Problem statement: Leave out the pictures and repeat every record exactly.

[BEGIN]

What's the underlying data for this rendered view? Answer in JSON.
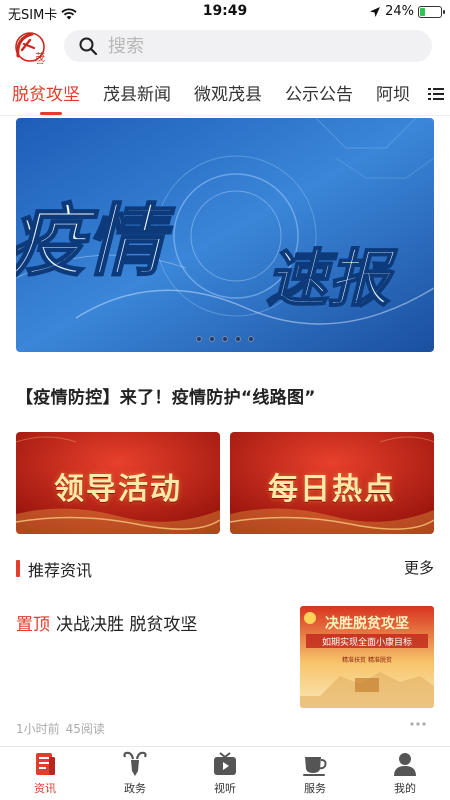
{
  "status_bar": {
    "carrier": "无SIM卡",
    "time": "19:49",
    "battery_percent": "24%",
    "battery_level": 0.24
  },
  "header": {
    "logo_text": "茂县",
    "search_placeholder": "搜索"
  },
  "tabs": [
    {
      "label": "脱贫攻坚",
      "active": true
    },
    {
      "label": "茂县新闻",
      "active": false
    },
    {
      "label": "微观茂县",
      "active": false
    },
    {
      "label": "公示公告",
      "active": false
    },
    {
      "label": "阿坝",
      "active": false
    }
  ],
  "banner": {
    "text_1": "疫情",
    "text_2": "速报",
    "slide_count": 5,
    "active_slide": 0
  },
  "headline": "【疫情防控】来了！疫情防护“线路图”",
  "feature_cards": [
    {
      "label": "领导活动"
    },
    {
      "label": "每日热点"
    }
  ],
  "recommend": {
    "title": "推荐资讯",
    "more": "更多",
    "items": [
      {
        "pin": "置顶",
        "title": "决战决胜 脱贫攻坚",
        "time": "1小时前",
        "reads": "45阅读",
        "thumb_text_1": "决胜脱贫攻坚",
        "thumb_text_2": "如期实现全面小康目标",
        "thumb_text_3": "精准扶贫  精准脱贫"
      }
    ]
  },
  "bottom_nav": [
    {
      "label": "资讯",
      "icon": "news-icon",
      "active": true
    },
    {
      "label": "政务",
      "icon": "goat-icon",
      "active": false
    },
    {
      "label": "视听",
      "icon": "tv-icon",
      "active": false
    },
    {
      "label": "服务",
      "icon": "cup-icon",
      "active": false
    },
    {
      "label": "我的",
      "icon": "user-icon",
      "active": false
    }
  ],
  "colors": {
    "accent": "#e33b2c",
    "banner_blue": "#2f6fc4",
    "card_red": "#b81d12"
  }
}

[END]

Reply to the task:
What's the underlying data for this rendered view? Answer in JSON.
{
  "status_bar": {
    "carrier": "无SIM卡",
    "time": "19:49",
    "battery_percent": "24%",
    "battery_level": 0.24
  },
  "header": {
    "logo_text": "茂县",
    "search_placeholder": "搜索"
  },
  "tabs": [
    {
      "label": "脱贫攻坚",
      "active": true
    },
    {
      "label": "茂县新闻",
      "active": false
    },
    {
      "label": "微观茂县",
      "active": false
    },
    {
      "label": "公示公告",
      "active": false
    },
    {
      "label": "阿坝",
      "active": false
    }
  ],
  "banner": {
    "text_1": "疫情",
    "text_2": "速报",
    "slide_count": 5,
    "active_slide": 0
  },
  "headline": "【疫情防控】来了！疫情防护“线路图”",
  "feature_cards": [
    {
      "label": "领导活动"
    },
    {
      "label": "每日热点"
    }
  ],
  "recommend": {
    "title": "推荐资讯",
    "more": "更多",
    "items": [
      {
        "pin": "置顶",
        "title": "决战决胜 脱贫攻坚",
        "time": "1小时前",
        "reads": "45阅读",
        "thumb_text_1": "决胜脱贫攻坚",
        "thumb_text_2": "如期实现全面小康目标",
        "thumb_text_3": "精准扶贫  精准脱贫"
      }
    ]
  },
  "bottom_nav": [
    {
      "label": "资讯",
      "icon": "news-icon",
      "active": true
    },
    {
      "label": "政务",
      "icon": "goat-icon",
      "active": false
    },
    {
      "label": "视听",
      "icon": "tv-icon",
      "active": false
    },
    {
      "label": "服务",
      "icon": "cup-icon",
      "active": false
    },
    {
      "label": "我的",
      "icon": "user-icon",
      "active": false
    }
  ],
  "colors": {
    "accent": "#e33b2c",
    "banner_blue": "#2f6fc4",
    "card_red": "#b81d12"
  }
}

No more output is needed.